(WORK TO COMPLETE): Any pictures in the records below should be skipped; write out everything else exactly.

= = = = =

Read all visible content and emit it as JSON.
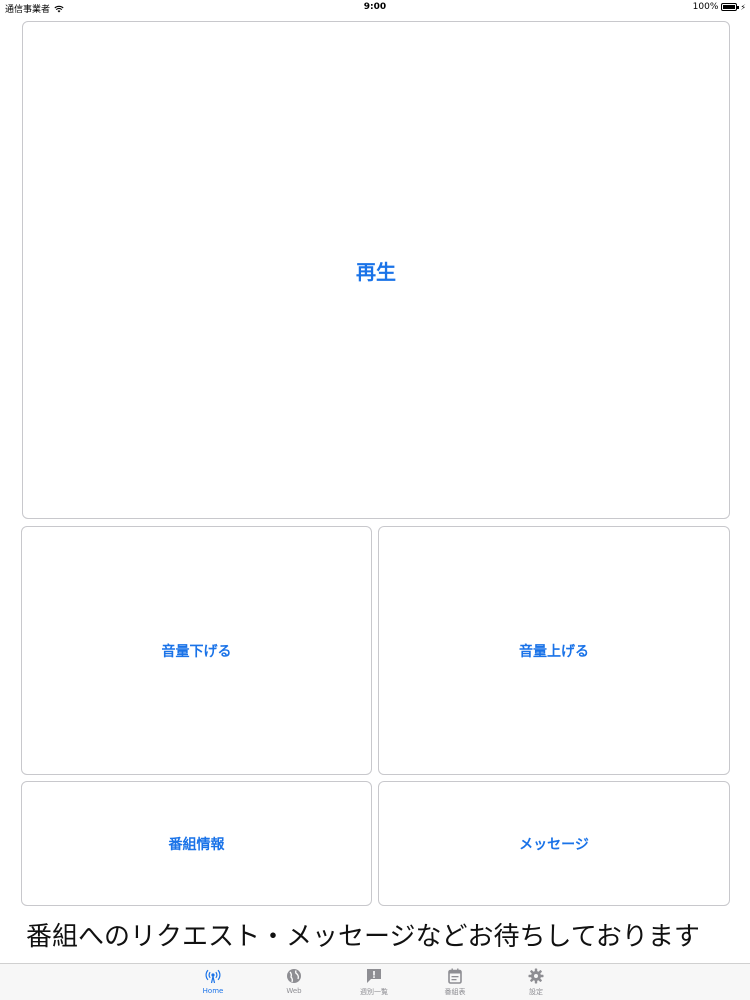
{
  "status": {
    "carrier": "通信事業者",
    "time": "9:00",
    "battery": "100%"
  },
  "buttons": {
    "play": "再生",
    "volume_down": "音量下げる",
    "volume_up": "音量上げる",
    "program_info": "番組情報",
    "message": "メッセージ"
  },
  "marquee": "番組へのリクエスト・メッセージなどお待ちしております",
  "tabs": [
    {
      "label": "Home",
      "icon": "antenna-icon",
      "active": true
    },
    {
      "label": "Web",
      "icon": "globe-icon",
      "active": false
    },
    {
      "label": "週別一覧",
      "icon": "message-alert-icon",
      "active": false
    },
    {
      "label": "番組表",
      "icon": "calendar-icon",
      "active": false
    },
    {
      "label": "設定",
      "icon": "gear-icon",
      "active": false
    }
  ],
  "colors": {
    "accent": "#1a73e8",
    "inactive": "#8e8e93",
    "tabbar_bg": "#f7f7f7"
  }
}
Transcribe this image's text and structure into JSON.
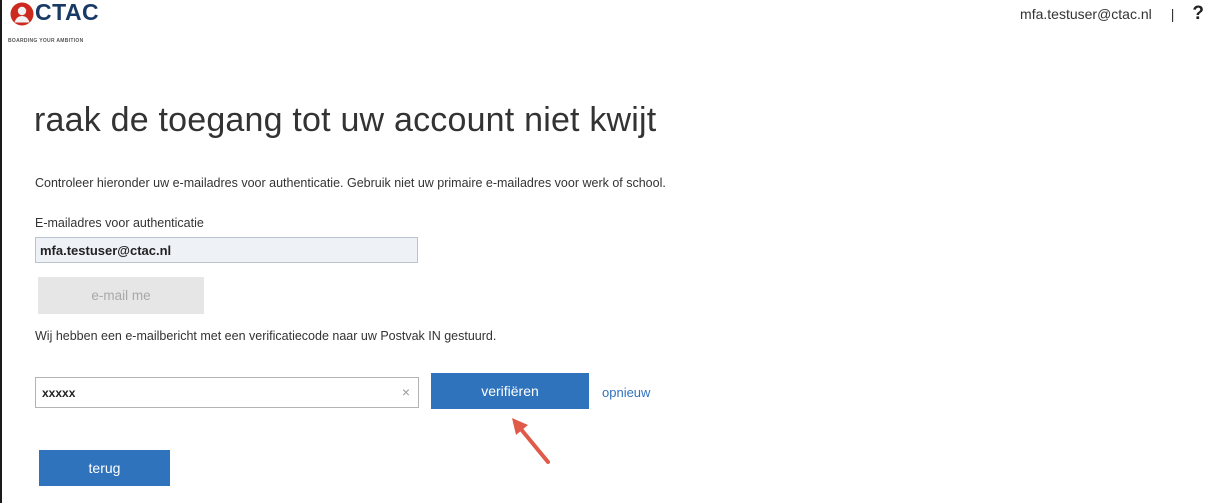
{
  "header": {
    "logo_text": "CTAC",
    "logo_tagline": "BOARDING YOUR AMBITION",
    "user_email": "mfa.testuser@ctac.nl",
    "separator": "|",
    "help_label": "?"
  },
  "main": {
    "title": "raak de toegang tot uw account niet kwijt",
    "instruction": "Controleer hieronder uw e-mailadres voor authenticatie. Gebruik niet uw primaire e-mailadres voor werk of school.",
    "email_label": "E-mailadres voor authenticatie",
    "email_value": "mfa.testuser@ctac.nl",
    "email_me_label": "e-mail me",
    "sent_message": "Wij hebben een e-mailbericht met een verificatiecode naar uw Postvak IN gestuurd.",
    "code_value": "xxxxx",
    "clear_glyph": "×",
    "verify_label": "verifiëren",
    "resend_label": "opnieuw",
    "back_label": "terug"
  },
  "icons": {
    "logo": "ctac-logo-icon",
    "help": "help-icon",
    "clear": "clear-icon",
    "annotation": "red-arrow-icon"
  },
  "colors": {
    "primary": "#2f73bd",
    "disabled_bg": "#e6e6e6",
    "disabled_text": "#a8a8a8",
    "brand_red": "#cc2a1f",
    "brand_navy": "#1a3a66",
    "annotation": "#e05a4a"
  }
}
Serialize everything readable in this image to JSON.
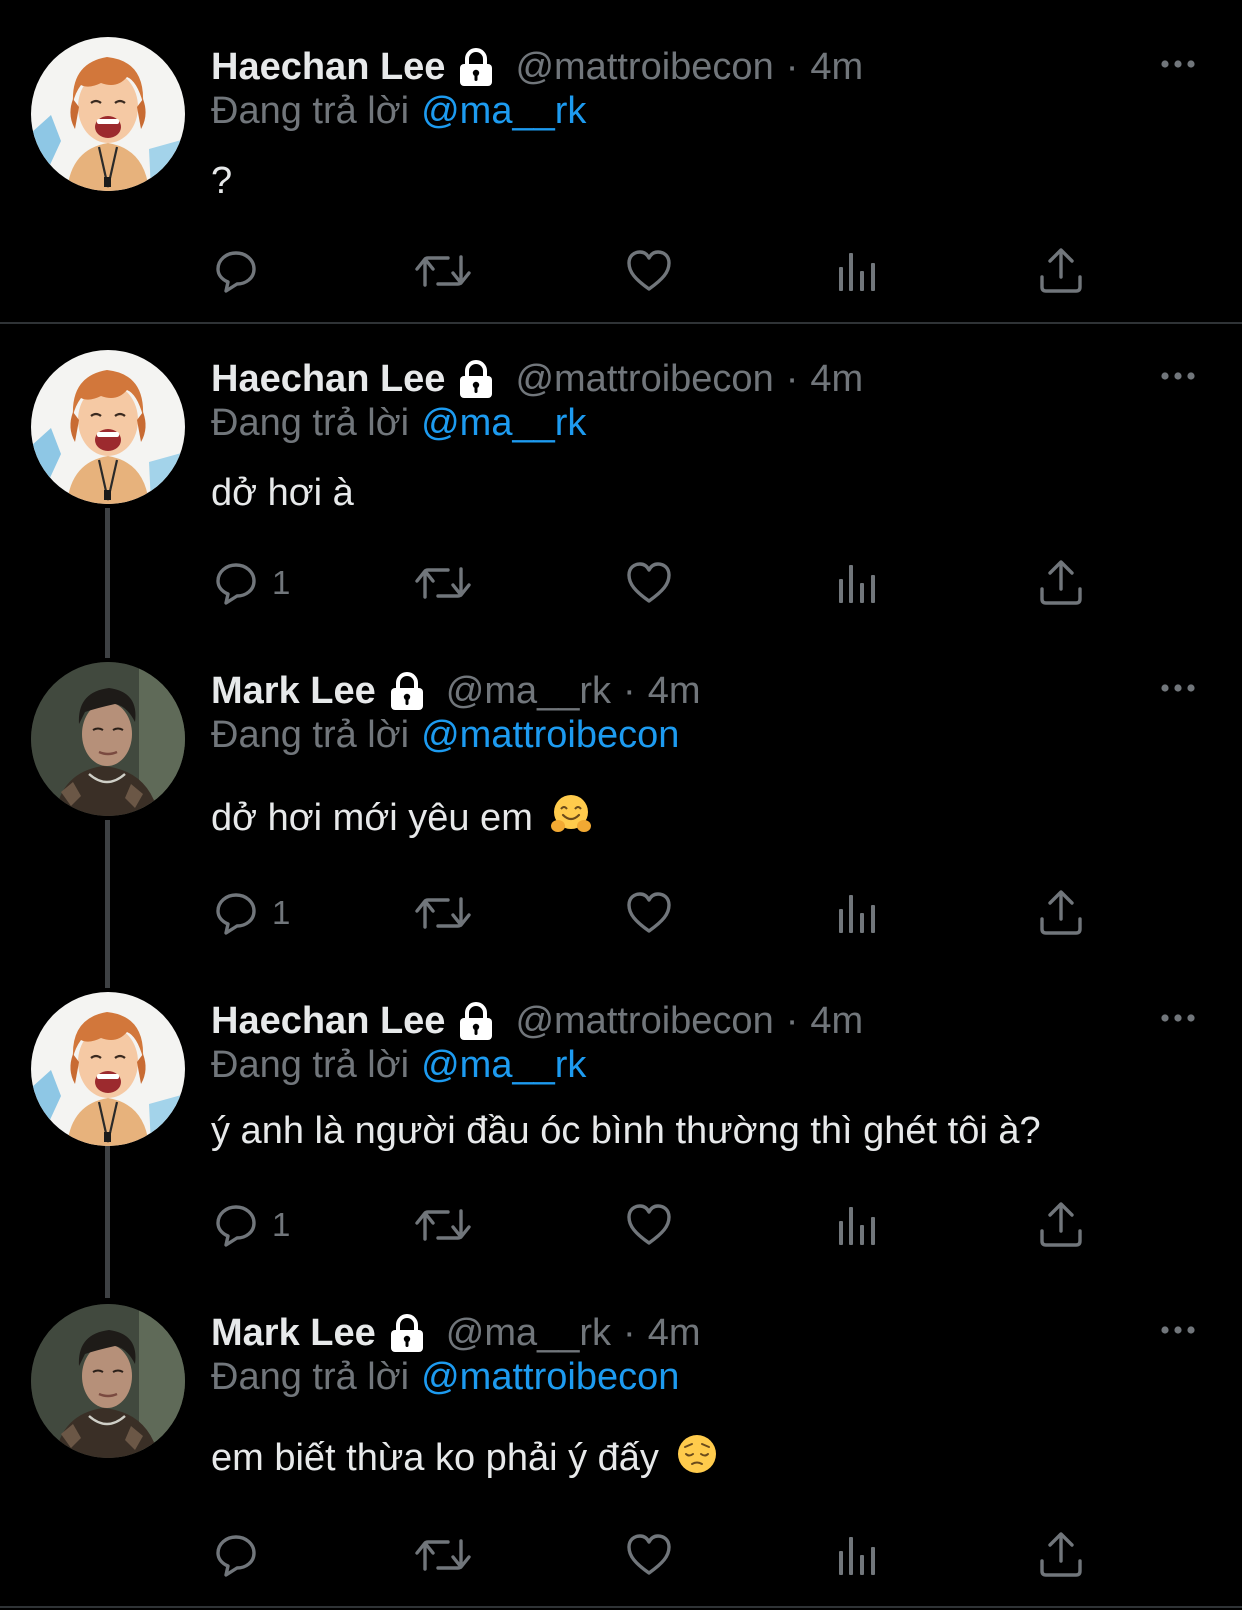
{
  "colors": {
    "background": "#000000",
    "text_primary": "#e7e9ea",
    "text_secondary": "#71767b",
    "mention": "#1d9bf0",
    "thread_line": "#3e4144",
    "divider": "#2f3336"
  },
  "reply_prefix": "Đang trả lời",
  "tweets": [
    {
      "name": "Haechan Lee",
      "handle": "@mattroibecon",
      "separator": "·",
      "time": "4m",
      "reply_to": "@ma__rk",
      "text": "?",
      "emoji": "",
      "reply_count": ""
    },
    {
      "name": "Haechan Lee",
      "handle": "@mattroibecon",
      "separator": "·",
      "time": "4m",
      "reply_to": "@ma__rk",
      "text": "dở hơi à",
      "emoji": "",
      "reply_count": "1"
    },
    {
      "name": "Mark Lee",
      "handle": "@ma__rk",
      "separator": "·",
      "time": "4m",
      "reply_to": "@mattroibecon",
      "text": "dở hơi mới yêu em",
      "emoji": "hugging-face-emoji",
      "reply_count": "1"
    },
    {
      "name": "Haechan Lee",
      "handle": "@mattroibecon",
      "separator": "·",
      "time": "4m",
      "reply_to": "@ma__rk",
      "text": "ý anh là người đầu óc bình thường thì ghét tôi à?",
      "emoji": "",
      "reply_count": "1"
    },
    {
      "name": "Mark Lee",
      "handle": "@ma__rk",
      "separator": "·",
      "time": "4m",
      "reply_to": "@mattroibecon",
      "text": "em biết thừa ko phải ý đấy",
      "emoji": "pensive-face-emoji",
      "reply_count": ""
    }
  ],
  "icons": {
    "protected": "lock-icon",
    "more": "more-horizontal-icon",
    "reply": "reply-bubble-icon",
    "retweet": "retweet-icon",
    "like": "heart-icon",
    "analytics": "analytics-bars-icon",
    "share": "share-upload-icon"
  }
}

= = = = =

(COMPLETE ANSWER):
Read all visible content and emit it as JSON.
{
  "status": {
    "carrier": "通信事業者",
    "time": "9:00",
    "battery": "100%"
  },
  "buttons": {
    "play": "再生",
    "volume_down": "音量下げる",
    "volume_up": "音量上げる",
    "program_info": "番組情報",
    "message": "メッセージ"
  },
  "marquee": "番組へのリクエスト・メッセージなどお待ちしております",
  "tabs": [
    {
      "label": "Home",
      "icon": "antenna-icon",
      "active": true
    },
    {
      "label": "Web",
      "icon": "globe-icon",
      "active": false
    },
    {
      "label": "週別一覧",
      "icon": "message-alert-icon",
      "active": false
    },
    {
      "label": "番組表",
      "icon": "calendar-icon",
      "active": false
    },
    {
      "label": "設定",
      "icon": "gear-icon",
      "active": false
    }
  ],
  "colors": {
    "accent": "#1a73e8",
    "inactive": "#8e8e93",
    "tabbar_bg": "#f7f7f7"
  }
}
Transcribe this image's text and structure into JSON.
{
  "header": {
    "logo_text": "CTAC",
    "logo_tagline": "BOARDING YOUR AMBITION",
    "user_email": "mfa.testuser@ctac.nl",
    "separator": "|",
    "help_label": "?"
  },
  "main": {
    "title": "raak de toegang tot uw account niet kwijt",
    "instruction": "Controleer hieronder uw e-mailadres voor authenticatie. Gebruik niet uw primaire e-mailadres voor werk of school.",
    "email_label": "E-mailadres voor authenticatie",
    "email_value": "mfa.testuser@ctac.nl",
    "email_me_label": "e-mail me",
    "sent_message": "Wij hebben een e-mailbericht met een verificatiecode naar uw Postvak IN gestuurd.",
    "code_value": "xxxxx",
    "clear_glyph": "×",
    "verify_label": "verifiëren",
    "resend_label": "opnieuw",
    "back_label": "terug"
  },
  "icons": {
    "logo": "ctac-logo-icon",
    "help": "help-icon",
    "clear": "clear-icon",
    "annotation": "red-arrow-icon"
  },
  "colors": {
    "primary": "#2f73bd",
    "disabled_bg": "#e6e6e6",
    "disabled_text": "#a8a8a8",
    "brand_red": "#cc2a1f",
    "brand_navy": "#1a3a66",
    "annotation": "#e05a4a"
  }
}
Serialize everything readable in this image to JSON.
{
  "colors": {
    "background": "#000000",
    "text_primary": "#e7e9ea",
    "text_secondary": "#71767b",
    "mention": "#1d9bf0",
    "thread_line": "#3e4144",
    "divider": "#2f3336"
  },
  "reply_prefix": "Đang trả lời",
  "tweets": [
    {
      "name": "Haechan Lee",
      "handle": "@mattroibecon",
      "separator": "·",
      "time": "4m",
      "reply_to": "@ma__rk",
      "text": "?",
      "emoji": "",
      "reply_count": ""
    },
    {
      "name": "Haechan Lee",
      "handle": "@mattroibecon",
      "separator": "·",
      "time": "4m",
      "reply_to": "@ma__rk",
      "text": "dở hơi à",
      "emoji": "",
      "reply_count": "1"
    },
    {
      "name": "Mark Lee",
      "handle": "@ma__rk",
      "separator": "·",
      "time": "4m",
      "reply_to": "@mattroibecon",
      "text": "dở hơi mới yêu em",
      "emoji": "hugging-face-emoji",
      "reply_count": "1"
    },
    {
      "name": "Haechan Lee",
      "handle": "@mattroibecon",
      "separator": "·",
      "time": "4m",
      "reply_to": "@ma__rk",
      "text": "ý anh là người đầu óc bình thường thì ghét tôi à?",
      "emoji": "",
      "reply_count": "1"
    },
    {
      "name": "Mark Lee",
      "handle": "@ma__rk",
      "separator": "·",
      "time": "4m",
      "reply_to": "@mattroibecon",
      "text": "em biết thừa ko phải ý đấy",
      "emoji": "pensive-face-emoji",
      "reply_count": ""
    }
  ],
  "icons": {
    "protected": "lock-icon",
    "more": "more-horizontal-icon",
    "reply": "reply-bubble-icon",
    "retweet": "retweet-icon",
    "like": "heart-icon",
    "analytics": "analytics-bars-icon",
    "share": "share-upload-icon"
  }
}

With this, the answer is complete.